Exercise -> Each entry below is to be written out exactly, and the pictures are to be left out.

## Begin Given records

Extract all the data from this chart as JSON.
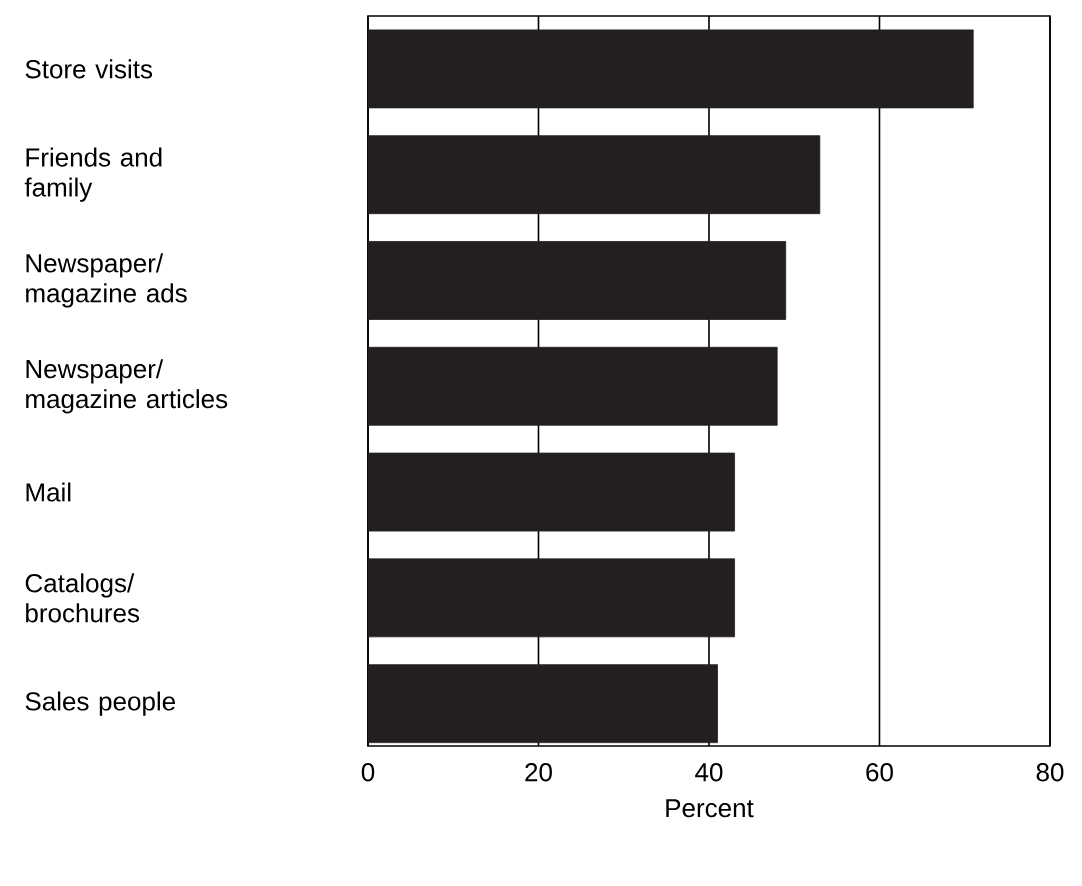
{
  "chart_data": {
    "type": "bar",
    "orientation": "horizontal",
    "xlabel": "Percent",
    "categories": [
      "Store visits",
      "Friends and family",
      "Newspaper/ magazine ads",
      "Newspaper/ magazine articles",
      "Mail",
      "Catalogs/ brochures",
      "Sales people"
    ],
    "values": [
      71,
      53,
      49,
      48,
      43,
      43,
      41
    ],
    "color": "#231f20",
    "xlim": [
      0,
      80
    ],
    "xticks": [
      0,
      20,
      40,
      60,
      80
    ],
    "grid": "x"
  }
}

## End Given records

Written response ->
Extract all the data from this chart as JSON.
{
  "chart_data": {
    "type": "bar",
    "orientation": "horizontal",
    "xlabel": "Percent",
    "categories": [
      "Store visits",
      "Friends and family",
      "Newspaper/ magazine ads",
      "Newspaper/ magazine articles",
      "Mail",
      "Catalogs/ brochures",
      "Sales people"
    ],
    "values": [
      71,
      53,
      49,
      48,
      43,
      43,
      41
    ],
    "color": "#231f20",
    "xlim": [
      0,
      80
    ],
    "xticks": [
      0,
      20,
      40,
      60,
      80
    ],
    "grid": "x"
  }
}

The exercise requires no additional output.